-- start of Extracted material --

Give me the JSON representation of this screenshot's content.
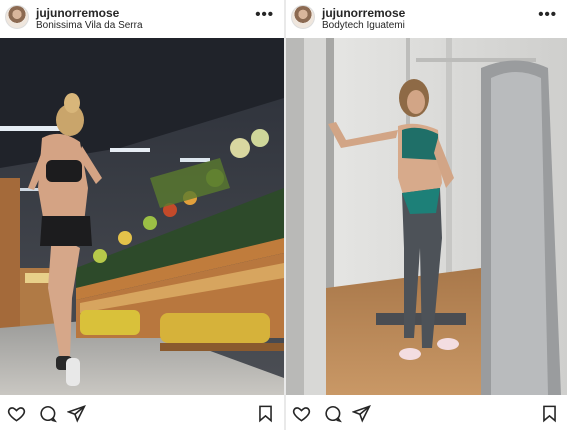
{
  "posts": [
    {
      "username": "jujunorremose",
      "location": "Bonissima Vila da Serra",
      "more_icon": "ellipsis-icon",
      "photo_subject": "supermarket"
    },
    {
      "username": "jujunorremose",
      "location": "Bodytech Iguatemi",
      "more_icon": "ellipsis-icon",
      "photo_subject": "gym"
    }
  ],
  "actions": [
    "heart-icon",
    "comment-icon",
    "share-icon",
    "bookmark-icon"
  ],
  "colors": {
    "text": "#262626",
    "divider": "#e9e9e9",
    "background": "#ffffff"
  }
}
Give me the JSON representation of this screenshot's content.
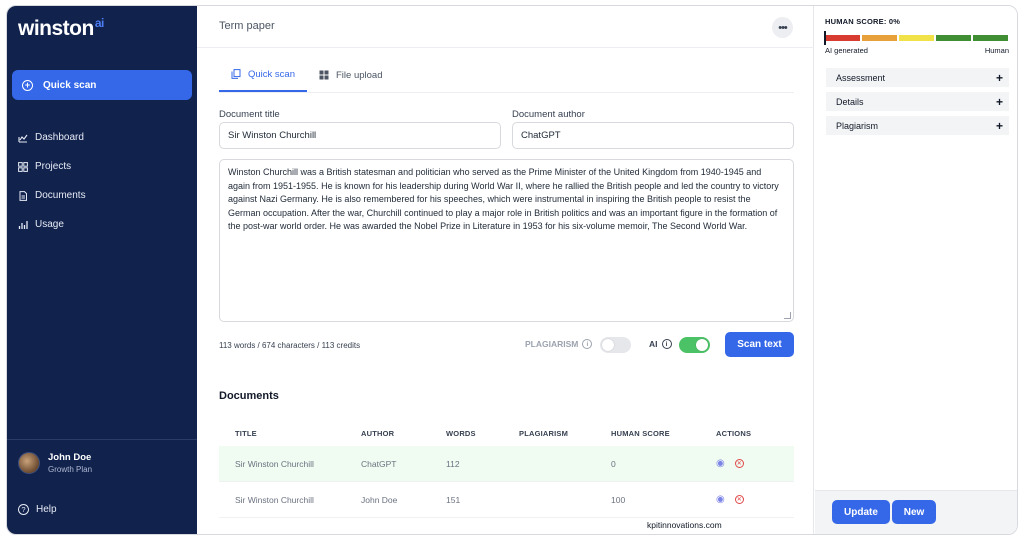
{
  "brand": {
    "name": "winston",
    "suffix": "ai"
  },
  "sidebar": {
    "quick_scan": "Quick scan",
    "items": [
      {
        "label": "Dashboard",
        "icon": "chart-icon"
      },
      {
        "label": "Projects",
        "icon": "grid-icon"
      },
      {
        "label": "Documents",
        "icon": "document-icon"
      },
      {
        "label": "Usage",
        "icon": "bar-chart-icon"
      }
    ],
    "user": {
      "name": "John Doe",
      "plan": "Growth Plan"
    },
    "help": "Help"
  },
  "main": {
    "document_name": "Term paper",
    "more": "•••",
    "tabs": [
      {
        "label": "Quick scan",
        "active": true
      },
      {
        "label": "File upload",
        "active": false
      }
    ],
    "title_label": "Document title",
    "title_value": "Sir Winston Churchill",
    "author_label": "Document author",
    "author_value": "ChatGPT",
    "text": "Winston Churchill was a British statesman and politician who served as the Prime Minister of the United Kingdom from 1940-1945 and again from 1951-1955. He is known for his leadership during World War II, where he rallied the British people and led the country to victory against Nazi Germany. He is also remembered for his speeches, which were instrumental in inspiring the British people to resist the German occupation. After the war, Churchill continued to play a major role in British politics and was an important figure in the formation of the post-war world order. He was awarded the Nobel Prize in Literature in 1953 for his six-volume memoir, The Second World War.",
    "counts": "113 words / 674 characters / 113 credits",
    "plagiarism_label": "PLAGIARISM",
    "plagiarism_on": false,
    "ai_label": "AI",
    "ai_on": true,
    "scan_button": "Scan text",
    "documents_title": "Documents",
    "table": {
      "headers": [
        "TITLE",
        "AUTHOR",
        "WORDS",
        "PLAGIARISM",
        "HUMAN SCORE",
        "ACTIONS"
      ],
      "rows": [
        {
          "title": "Sir Winston Churchill",
          "author": "ChatGPT",
          "words": "112",
          "plagiarism": "",
          "human_score": "0"
        },
        {
          "title": "Sir Winston Churchill",
          "author": "John Doe",
          "words": "151",
          "plagiarism": "",
          "human_score": "100"
        }
      ]
    },
    "watermark": "kpitinnovations.com"
  },
  "right": {
    "human_score_label": "HUMAN SCORE: 0%",
    "scale_colors": [
      "#d83b2f",
      "#e8a13a",
      "#f2e24a",
      "#3f8e34",
      "#3f8e34"
    ],
    "left_label": "AI generated",
    "right_label": "Human",
    "accordions": [
      "Assessment",
      "Details",
      "Plagiarism"
    ],
    "update_button": "Update",
    "new_button": "New"
  },
  "colors": {
    "primary": "#3568e8",
    "sidebar": "#11224d",
    "toggle_on": "#4cc267"
  }
}
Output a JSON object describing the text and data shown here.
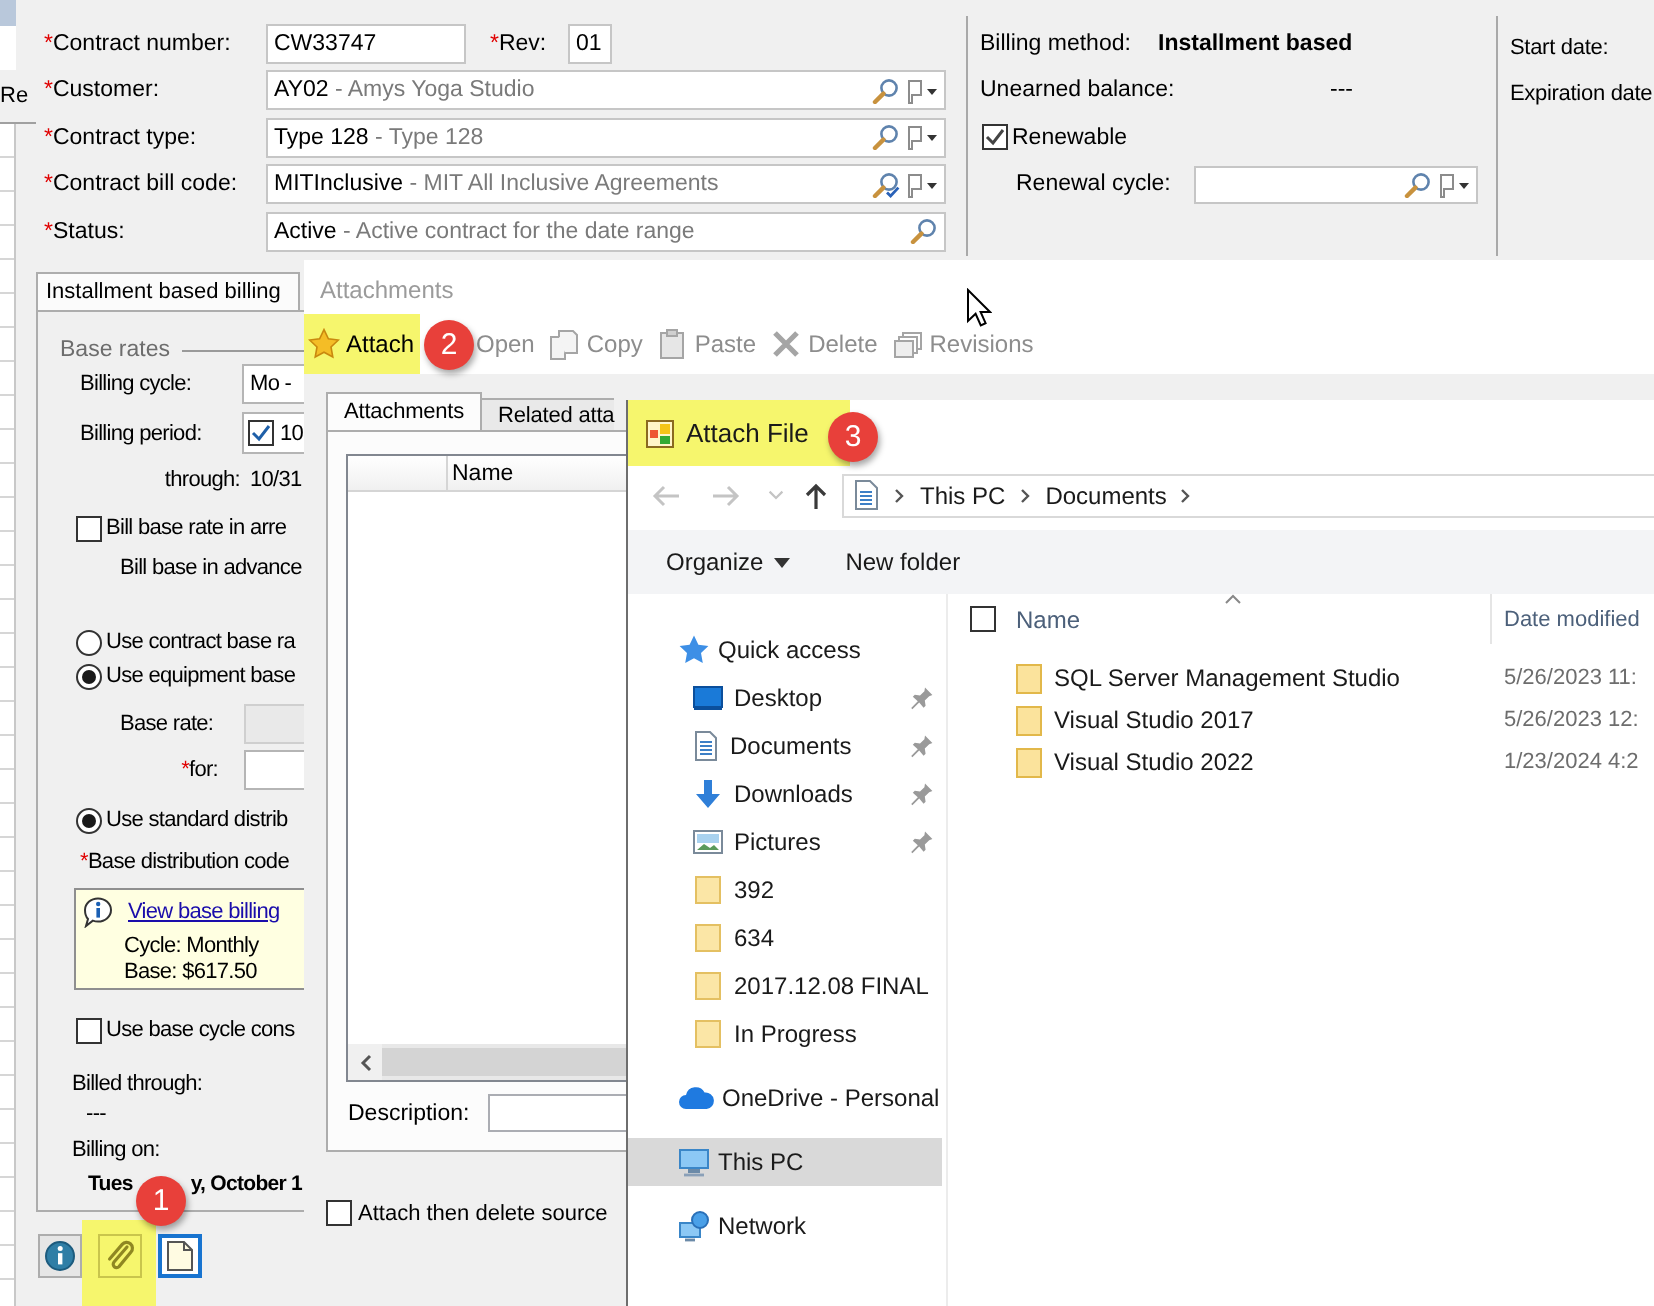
{
  "left_strip": {
    "label": "Re"
  },
  "contract": {
    "number": {
      "mark": "*",
      "label": "Contract number:",
      "value": "CW33747"
    },
    "rev": {
      "mark": "*",
      "label": "Rev:",
      "value": "01"
    },
    "lookup_fields": [
      {
        "mark": "*",
        "label": "Customer:",
        "code": "AY02",
        "description": "- Amys Yoga Studio",
        "validated": false,
        "flag_menu": true
      },
      {
        "mark": "*",
        "label": "Contract type:",
        "code": "Type 128",
        "description": "- Type 128",
        "validated": false,
        "flag_menu": true
      },
      {
        "mark": "*",
        "label": "Contract bill code:",
        "code": "MITInclusive",
        "description": "- MIT All Inclusive Agreements",
        "validated": true,
        "flag_menu": true
      },
      {
        "mark": "*",
        "label": "Status:",
        "code": "Active",
        "description": "- Active contract for the date range",
        "validated": false,
        "flag_menu": false
      }
    ]
  },
  "billing": {
    "method_label": "Billing method:",
    "method": "Installment based",
    "unearned_label": "Unearned balance:",
    "unearned": "---",
    "renewable": {
      "label": "Renewable",
      "checked": true
    },
    "renewal_cycle": {
      "label": "Renewal cycle:",
      "flag_menu": true
    }
  },
  "dates": {
    "start_label": "Start date:",
    "expiration_label": "Expiration date"
  },
  "billing_panel": {
    "tab": "Installment based billing",
    "group_title": "Base rates",
    "billing_cycle": {
      "label": "Billing cycle:",
      "value": "Mo -"
    },
    "billing_period": {
      "label": "Billing period:",
      "checked": true,
      "value": "10"
    },
    "through": {
      "label": "through:",
      "value": "10/31"
    },
    "bill_in_arrears": {
      "label": "Bill base rate in arre",
      "checked": false
    },
    "advance_note": "Bill base in advance",
    "rate_source": [
      {
        "label": "Use contract base ra",
        "selected": false
      },
      {
        "label": "Use equipment base",
        "selected": true
      }
    ],
    "base_rate": {
      "label": "Base rate:",
      "disabled": true
    },
    "rate_for": {
      "mark": "*",
      "label": "for:",
      "disabled": false
    },
    "standard_distribution": {
      "label": "Use standard distrib",
      "selected": true
    },
    "distribution_code": {
      "mark": "*",
      "label": "Base distribution code"
    },
    "info": {
      "link": "View base billing",
      "lines": [
        "Cycle: Monthly",
        "Base: $617.50"
      ]
    },
    "base_cycle": {
      "label": "Use base cycle cons",
      "checked": false
    },
    "billed_through": {
      "label": "Billed through:",
      "value": "---"
    },
    "billing_on": {
      "label": "Billing on:",
      "value_parts": [
        "Tues",
        "y, October 1"
      ]
    }
  },
  "bottom_buttons": [
    {
      "kind": "info",
      "focused": false
    },
    {
      "kind": "paperclip",
      "focused": false,
      "annotation": "1"
    },
    {
      "kind": "page",
      "focused": true
    }
  ],
  "attachments_dialog": {
    "title": "Attachments",
    "toolbar": [
      {
        "kind": "star",
        "label": "Attach",
        "disabled": false,
        "annotation": "2"
      },
      {
        "kind": "open",
        "label": "Open",
        "disabled": true
      },
      {
        "kind": "copy",
        "label": "Copy",
        "disabled": true
      },
      {
        "kind": "paste",
        "label": "Paste",
        "disabled": true
      },
      {
        "kind": "delete",
        "label": "Delete",
        "disabled": true
      },
      {
        "kind": "revisions",
        "label": "Revisions",
        "disabled": true
      }
    ],
    "tabs": [
      {
        "label": "Attachments",
        "selected": true
      },
      {
        "label": "Related atta",
        "selected": false
      }
    ],
    "list": {
      "columns": [
        "Name"
      ]
    },
    "description_label": "Description:",
    "delete_source": {
      "label": "Attach then delete source",
      "checked": false
    }
  },
  "attach_file_dialog": {
    "title": "Attach File",
    "annotation": "3",
    "nav_buttons": [
      {
        "kind": "back",
        "disabled": true
      },
      {
        "kind": "forward",
        "disabled": true
      },
      {
        "kind": "recent",
        "disabled": true
      },
      {
        "kind": "up",
        "disabled": false
      }
    ],
    "path": [
      "This PC",
      "Documents"
    ],
    "commands": [
      {
        "label": "Organize",
        "dropdown": true
      },
      {
        "label": "New folder",
        "dropdown": false
      }
    ],
    "nav": [
      {
        "label": "Quick access",
        "kind": "star",
        "selected": false,
        "children": [
          {
            "label": "Desktop",
            "kind": "desktop",
            "pinned": true,
            "selected": false
          },
          {
            "label": "Documents",
            "kind": "documents",
            "pinned": true,
            "selected": false
          },
          {
            "label": "Downloads",
            "kind": "downloads",
            "pinned": true,
            "selected": false
          },
          {
            "label": "Pictures",
            "kind": "pictures",
            "pinned": true,
            "selected": false
          },
          {
            "label": "392",
            "kind": "folder",
            "pinned": false,
            "selected": false
          },
          {
            "label": "634",
            "kind": "folder",
            "pinned": false,
            "selected": false
          },
          {
            "label": "2017.12.08 FINAL",
            "kind": "folder",
            "pinned": false,
            "selected": false
          },
          {
            "label": "In Progress",
            "kind": "folder",
            "pinned": false,
            "selected": false
          }
        ]
      },
      {
        "label": "OneDrive - Personal",
        "kind": "cloud",
        "selected": false
      },
      {
        "label": "This PC",
        "kind": "computer",
        "selected": true
      },
      {
        "label": "Network",
        "kind": "network",
        "selected": false
      }
    ],
    "select_all": {
      "checked": false
    },
    "columns": [
      {
        "label": "Name",
        "sorted": true
      },
      {
        "label": "Date modified",
        "sorted": false
      }
    ],
    "files": [
      {
        "name": "SQL Server Management Studio",
        "date": "5/26/2023 11:"
      },
      {
        "name": "Visual Studio 2017",
        "date": "5/26/2023 12:"
      },
      {
        "name": "Visual Studio 2022",
        "date": "1/23/2024 4:2"
      }
    ]
  }
}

-- end of Extracted material --

▸ **What you will do**
Return every line from the records above that holds the word "annotation".

▸ **Result for this task**
      "annotation": "1"
        "annotation": "2"
    "annotation": "3",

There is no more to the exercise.